Written exercise A: From the Porth Hellick passage, copy out verbatim the section from "The upper beach" to "late October 1707.".
Written exercise B: According to the Porth Hellick passage, on which rock was Shovell's flagship, 'HMS Association', wrecked?

Supplied passage:
* * * *

Copyright © Ross Griffiths Photography
Porth Hellick is a fine almost circular beach just to the northeast of the Airport on the east coast of St. Mary's, Isles of Scilly.
Southeast-facing, the beach is backed by a ridge of sand richly covered with a covering of sand tolerant coastal plants such as Sea beet, Yellow horned poppy, Sea Sandwort, Rock Samphire and Wild Carrot.
The upper beach is of coarse pale golden sand which lies behind a more rocky seaweed strewn area uncovered as the tide goes out.
The beach is quite sheltered as it lies between Giant’s Castle, the site of an Iron Age cliff fort, to the south, and Porth Hellick Point to the north.
Porth Hellick is a designated Site of Special Scientific Interest (SSSI) and lies within the Isles of Scilly Area of Outstanding Natural Beauty (AONB) and Isles of Scilly Heritage Coast
The cove is the site of the grave of Sir Cloudesley Shovell, Admiral of the Fleet who was washed up here in late October 1707.
After fighting at Toulon, Shovell's flagship, 'HMS Association', was wrecked on the Outer Gilstone Rock, southeast of Peninnis Head. The ship struck the rocks at 8 pm on 22nd October 1707 (Julian Calendar). The flagship went down rapidly with the loss of her entire crew of about 800 men. Three other large ships, the third-rate HMS Eagle, the fourth-rate HMS Romney and the fire ship HMS Firebrand all sank that evening.

* * * *

Information supplied:
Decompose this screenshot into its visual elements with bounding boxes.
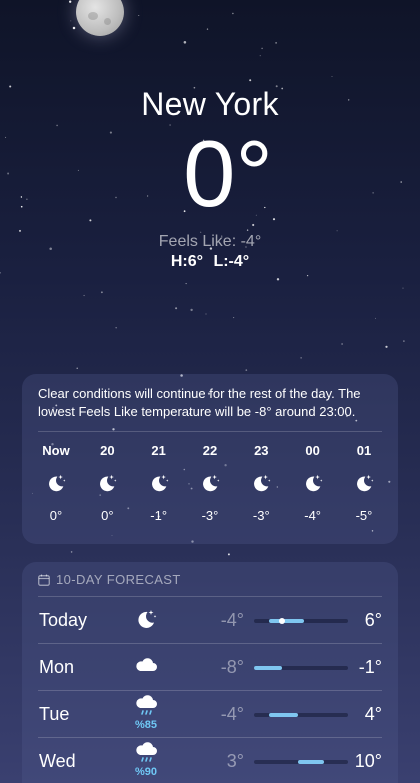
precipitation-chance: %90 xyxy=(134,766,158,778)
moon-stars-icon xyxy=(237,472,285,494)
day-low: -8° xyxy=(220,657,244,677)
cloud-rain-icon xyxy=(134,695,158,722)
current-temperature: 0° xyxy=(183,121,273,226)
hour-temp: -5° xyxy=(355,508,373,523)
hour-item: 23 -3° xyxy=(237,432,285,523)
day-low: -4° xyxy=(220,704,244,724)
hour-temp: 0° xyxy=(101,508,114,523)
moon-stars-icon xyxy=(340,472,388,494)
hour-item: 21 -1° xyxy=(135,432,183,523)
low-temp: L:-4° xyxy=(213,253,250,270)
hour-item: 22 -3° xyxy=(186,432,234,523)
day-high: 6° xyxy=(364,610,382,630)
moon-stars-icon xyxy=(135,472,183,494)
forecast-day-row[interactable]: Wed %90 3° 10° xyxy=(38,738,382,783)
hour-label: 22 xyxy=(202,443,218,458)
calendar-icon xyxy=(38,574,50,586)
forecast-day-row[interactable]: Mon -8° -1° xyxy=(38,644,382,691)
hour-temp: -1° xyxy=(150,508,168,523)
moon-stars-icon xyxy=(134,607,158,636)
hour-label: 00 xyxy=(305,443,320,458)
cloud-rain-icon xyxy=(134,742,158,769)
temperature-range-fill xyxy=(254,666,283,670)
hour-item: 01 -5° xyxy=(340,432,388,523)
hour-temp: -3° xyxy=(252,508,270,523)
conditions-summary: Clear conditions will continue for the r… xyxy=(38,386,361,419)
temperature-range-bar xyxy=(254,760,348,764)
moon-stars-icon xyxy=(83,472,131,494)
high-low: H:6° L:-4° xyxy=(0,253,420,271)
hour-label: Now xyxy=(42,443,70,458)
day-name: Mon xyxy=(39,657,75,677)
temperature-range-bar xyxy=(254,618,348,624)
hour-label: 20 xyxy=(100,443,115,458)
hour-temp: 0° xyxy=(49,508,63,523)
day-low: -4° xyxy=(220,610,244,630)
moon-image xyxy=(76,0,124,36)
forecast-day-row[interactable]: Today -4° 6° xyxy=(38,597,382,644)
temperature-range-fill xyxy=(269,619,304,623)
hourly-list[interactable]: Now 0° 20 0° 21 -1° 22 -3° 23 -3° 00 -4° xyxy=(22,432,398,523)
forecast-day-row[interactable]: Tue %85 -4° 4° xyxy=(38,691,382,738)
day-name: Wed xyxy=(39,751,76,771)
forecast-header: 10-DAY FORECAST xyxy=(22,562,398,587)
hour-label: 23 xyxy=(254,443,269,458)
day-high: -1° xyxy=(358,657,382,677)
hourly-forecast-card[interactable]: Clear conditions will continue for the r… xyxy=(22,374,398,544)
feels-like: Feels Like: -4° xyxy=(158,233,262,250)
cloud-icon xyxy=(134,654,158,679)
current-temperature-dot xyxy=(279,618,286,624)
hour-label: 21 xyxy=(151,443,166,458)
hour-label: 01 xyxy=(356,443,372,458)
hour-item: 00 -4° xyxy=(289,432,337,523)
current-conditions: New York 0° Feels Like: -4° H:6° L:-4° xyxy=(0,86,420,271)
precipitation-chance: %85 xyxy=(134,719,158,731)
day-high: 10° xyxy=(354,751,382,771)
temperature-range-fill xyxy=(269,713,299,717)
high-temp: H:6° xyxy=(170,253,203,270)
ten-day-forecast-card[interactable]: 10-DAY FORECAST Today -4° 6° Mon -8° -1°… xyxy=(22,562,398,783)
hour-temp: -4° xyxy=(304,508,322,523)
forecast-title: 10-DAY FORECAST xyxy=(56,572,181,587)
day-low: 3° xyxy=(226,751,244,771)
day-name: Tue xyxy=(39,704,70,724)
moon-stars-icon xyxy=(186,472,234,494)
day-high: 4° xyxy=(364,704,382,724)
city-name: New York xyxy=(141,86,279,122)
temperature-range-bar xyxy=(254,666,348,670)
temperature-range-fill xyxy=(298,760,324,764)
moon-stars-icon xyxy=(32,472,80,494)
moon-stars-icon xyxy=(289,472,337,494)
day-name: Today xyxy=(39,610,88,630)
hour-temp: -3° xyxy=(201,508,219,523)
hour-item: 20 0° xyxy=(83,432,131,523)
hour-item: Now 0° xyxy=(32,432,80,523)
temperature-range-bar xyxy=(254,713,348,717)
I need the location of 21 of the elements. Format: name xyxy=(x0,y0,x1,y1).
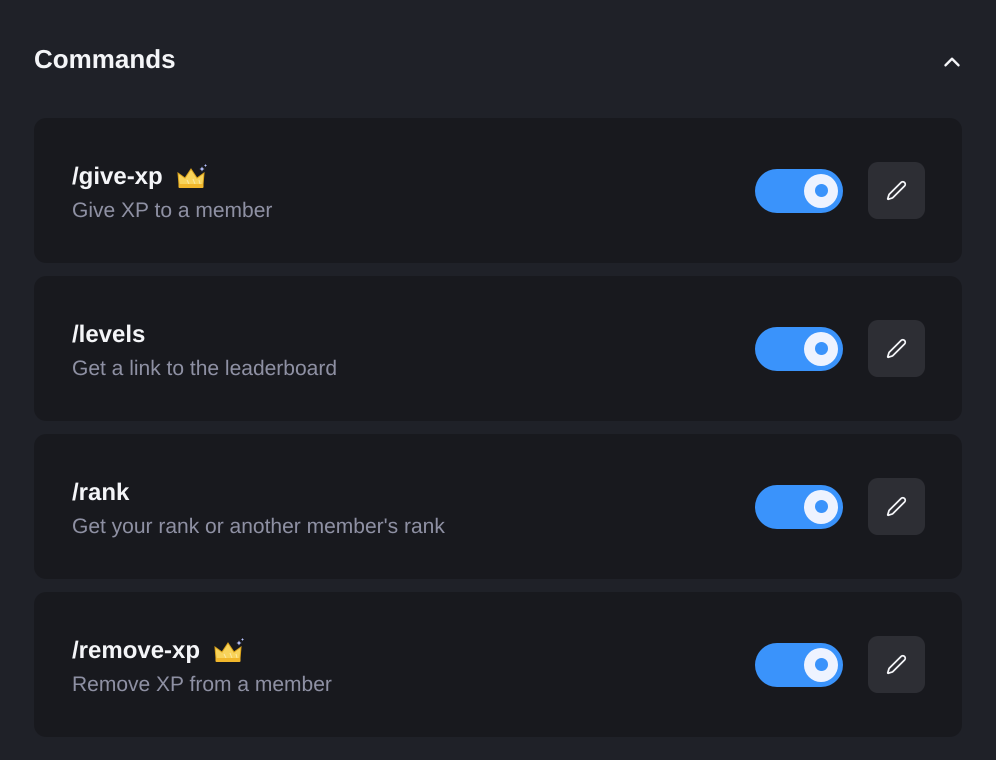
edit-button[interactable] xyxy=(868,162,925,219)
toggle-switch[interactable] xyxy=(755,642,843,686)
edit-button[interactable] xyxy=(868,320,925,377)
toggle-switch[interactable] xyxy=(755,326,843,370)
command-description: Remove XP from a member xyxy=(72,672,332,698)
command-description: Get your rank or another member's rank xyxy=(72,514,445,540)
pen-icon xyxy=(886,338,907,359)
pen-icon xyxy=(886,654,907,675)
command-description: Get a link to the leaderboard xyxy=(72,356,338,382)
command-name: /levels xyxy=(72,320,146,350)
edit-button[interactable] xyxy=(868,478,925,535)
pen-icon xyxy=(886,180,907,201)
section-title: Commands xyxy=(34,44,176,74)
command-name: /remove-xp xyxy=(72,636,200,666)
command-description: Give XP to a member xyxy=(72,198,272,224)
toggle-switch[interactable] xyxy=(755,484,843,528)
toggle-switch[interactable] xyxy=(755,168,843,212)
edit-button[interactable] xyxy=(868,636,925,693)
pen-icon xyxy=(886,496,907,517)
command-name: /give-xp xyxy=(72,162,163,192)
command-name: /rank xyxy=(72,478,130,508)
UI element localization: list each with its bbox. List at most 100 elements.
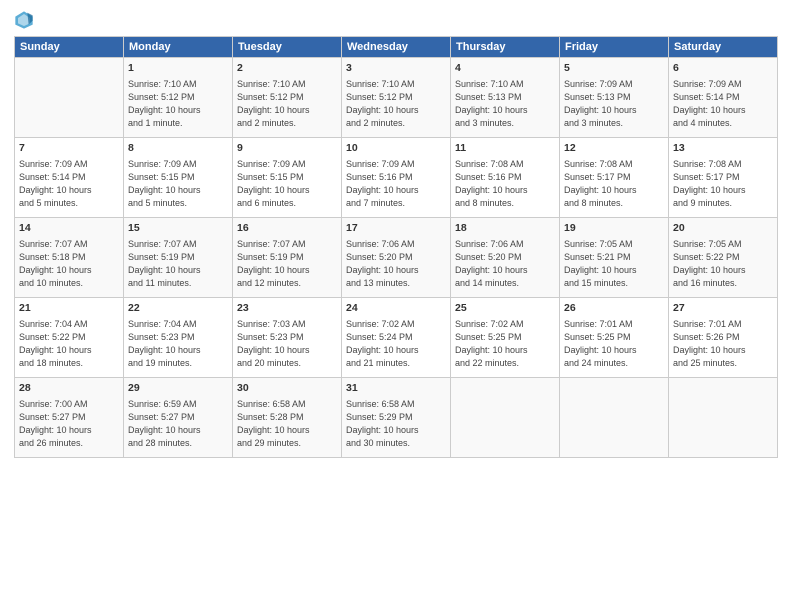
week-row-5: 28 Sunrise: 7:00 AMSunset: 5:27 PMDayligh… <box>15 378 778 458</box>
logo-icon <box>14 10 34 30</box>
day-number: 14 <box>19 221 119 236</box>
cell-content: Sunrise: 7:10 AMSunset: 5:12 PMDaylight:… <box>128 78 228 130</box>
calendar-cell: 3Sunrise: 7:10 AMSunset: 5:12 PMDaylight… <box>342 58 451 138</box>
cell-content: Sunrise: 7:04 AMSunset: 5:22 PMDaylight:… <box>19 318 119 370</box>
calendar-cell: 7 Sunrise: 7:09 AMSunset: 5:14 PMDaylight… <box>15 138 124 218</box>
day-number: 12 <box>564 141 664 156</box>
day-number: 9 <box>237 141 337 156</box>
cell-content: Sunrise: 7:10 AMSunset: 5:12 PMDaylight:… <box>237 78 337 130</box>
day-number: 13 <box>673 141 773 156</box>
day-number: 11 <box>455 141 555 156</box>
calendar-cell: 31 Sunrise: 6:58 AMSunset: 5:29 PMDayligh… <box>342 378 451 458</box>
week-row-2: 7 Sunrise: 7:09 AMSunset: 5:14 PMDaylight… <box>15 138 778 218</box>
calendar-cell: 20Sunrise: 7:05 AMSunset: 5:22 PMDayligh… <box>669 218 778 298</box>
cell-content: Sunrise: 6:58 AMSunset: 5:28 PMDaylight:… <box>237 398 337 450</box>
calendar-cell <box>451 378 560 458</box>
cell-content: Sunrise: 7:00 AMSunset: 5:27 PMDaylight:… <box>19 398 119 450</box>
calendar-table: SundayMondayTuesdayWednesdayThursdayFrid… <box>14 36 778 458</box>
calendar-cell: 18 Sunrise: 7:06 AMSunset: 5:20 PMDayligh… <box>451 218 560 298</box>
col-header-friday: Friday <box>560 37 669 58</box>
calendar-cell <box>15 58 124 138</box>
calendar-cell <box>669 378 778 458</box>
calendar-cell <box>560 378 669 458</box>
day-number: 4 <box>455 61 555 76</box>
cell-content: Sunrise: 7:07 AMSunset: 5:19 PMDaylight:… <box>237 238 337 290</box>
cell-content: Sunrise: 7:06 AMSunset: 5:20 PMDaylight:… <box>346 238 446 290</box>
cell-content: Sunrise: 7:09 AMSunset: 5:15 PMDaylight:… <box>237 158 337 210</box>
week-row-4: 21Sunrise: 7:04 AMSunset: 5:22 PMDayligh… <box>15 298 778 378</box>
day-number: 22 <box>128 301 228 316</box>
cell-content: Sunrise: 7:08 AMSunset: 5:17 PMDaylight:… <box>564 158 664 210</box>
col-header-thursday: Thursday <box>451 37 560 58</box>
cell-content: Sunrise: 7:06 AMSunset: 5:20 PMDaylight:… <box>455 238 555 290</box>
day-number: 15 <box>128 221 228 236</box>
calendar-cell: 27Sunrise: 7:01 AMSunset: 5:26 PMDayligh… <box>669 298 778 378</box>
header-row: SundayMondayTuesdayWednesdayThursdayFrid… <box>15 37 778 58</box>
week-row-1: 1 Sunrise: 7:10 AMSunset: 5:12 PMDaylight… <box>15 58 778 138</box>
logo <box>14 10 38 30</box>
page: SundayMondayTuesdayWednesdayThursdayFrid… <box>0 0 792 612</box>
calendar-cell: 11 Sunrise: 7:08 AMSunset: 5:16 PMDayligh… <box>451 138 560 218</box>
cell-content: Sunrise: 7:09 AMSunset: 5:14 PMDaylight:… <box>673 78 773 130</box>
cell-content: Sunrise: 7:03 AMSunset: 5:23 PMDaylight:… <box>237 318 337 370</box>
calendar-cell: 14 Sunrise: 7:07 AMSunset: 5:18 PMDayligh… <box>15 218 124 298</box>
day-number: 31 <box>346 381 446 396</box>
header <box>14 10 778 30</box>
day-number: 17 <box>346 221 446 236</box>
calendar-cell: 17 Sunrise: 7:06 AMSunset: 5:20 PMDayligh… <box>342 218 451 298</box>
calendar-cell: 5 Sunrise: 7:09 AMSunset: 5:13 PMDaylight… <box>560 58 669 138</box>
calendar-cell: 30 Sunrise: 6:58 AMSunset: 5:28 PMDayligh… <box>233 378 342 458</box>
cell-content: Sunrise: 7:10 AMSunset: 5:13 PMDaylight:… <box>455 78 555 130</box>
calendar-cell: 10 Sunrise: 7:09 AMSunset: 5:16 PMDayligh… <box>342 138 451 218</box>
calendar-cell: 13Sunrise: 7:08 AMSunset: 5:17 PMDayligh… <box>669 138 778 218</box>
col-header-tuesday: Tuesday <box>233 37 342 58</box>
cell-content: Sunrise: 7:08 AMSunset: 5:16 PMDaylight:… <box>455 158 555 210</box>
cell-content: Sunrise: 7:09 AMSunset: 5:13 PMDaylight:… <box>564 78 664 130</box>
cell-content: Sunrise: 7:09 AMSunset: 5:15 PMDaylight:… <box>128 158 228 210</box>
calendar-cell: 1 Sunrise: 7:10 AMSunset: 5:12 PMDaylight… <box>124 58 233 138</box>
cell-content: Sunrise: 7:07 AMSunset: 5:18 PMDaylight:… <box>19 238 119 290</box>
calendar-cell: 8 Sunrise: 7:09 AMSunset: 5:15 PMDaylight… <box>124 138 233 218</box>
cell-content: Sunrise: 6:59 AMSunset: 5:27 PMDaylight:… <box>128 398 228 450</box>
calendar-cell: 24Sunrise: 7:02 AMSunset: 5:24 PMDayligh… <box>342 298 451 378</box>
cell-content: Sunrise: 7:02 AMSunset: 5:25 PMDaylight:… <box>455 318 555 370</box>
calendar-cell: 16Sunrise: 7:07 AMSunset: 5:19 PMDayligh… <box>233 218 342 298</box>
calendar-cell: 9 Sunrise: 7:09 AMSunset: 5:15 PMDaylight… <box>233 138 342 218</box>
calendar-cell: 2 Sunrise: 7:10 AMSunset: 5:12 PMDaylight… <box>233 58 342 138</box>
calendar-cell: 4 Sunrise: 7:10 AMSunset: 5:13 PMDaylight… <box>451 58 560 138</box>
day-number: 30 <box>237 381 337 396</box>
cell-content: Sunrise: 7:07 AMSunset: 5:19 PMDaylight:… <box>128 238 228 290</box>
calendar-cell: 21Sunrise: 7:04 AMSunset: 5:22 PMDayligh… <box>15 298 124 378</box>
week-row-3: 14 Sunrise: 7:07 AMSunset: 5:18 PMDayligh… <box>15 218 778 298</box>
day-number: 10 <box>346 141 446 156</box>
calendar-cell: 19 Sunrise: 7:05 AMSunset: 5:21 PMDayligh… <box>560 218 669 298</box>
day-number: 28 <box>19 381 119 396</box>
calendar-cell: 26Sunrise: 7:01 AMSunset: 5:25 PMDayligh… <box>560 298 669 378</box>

* * * *

Correct response A:
The upper beach is of coarse pale golden sand which lies behind a more rocky seaweed strewn area uncovered as the tide goes out.
The beach is quite sheltered as it lies between Giant’s Castle, the site of an Iron Age cliff fort, to the south, and Porth Hellick Point to the north.
Porth Hellick is a designated Site of Special Scientific Interest (SSSI) and lies within the Isles of Scilly Area of Outstanding Natural Beauty (AONB) and Isles of Scilly Heritage Coast
The cove is the site of the grave of Sir Cloudesley Shovell, Admiral of the Fleet who was washed up here in late October 1707.

Correct response B: The Outer Gilstone Rock, southeast of Peninnis Head.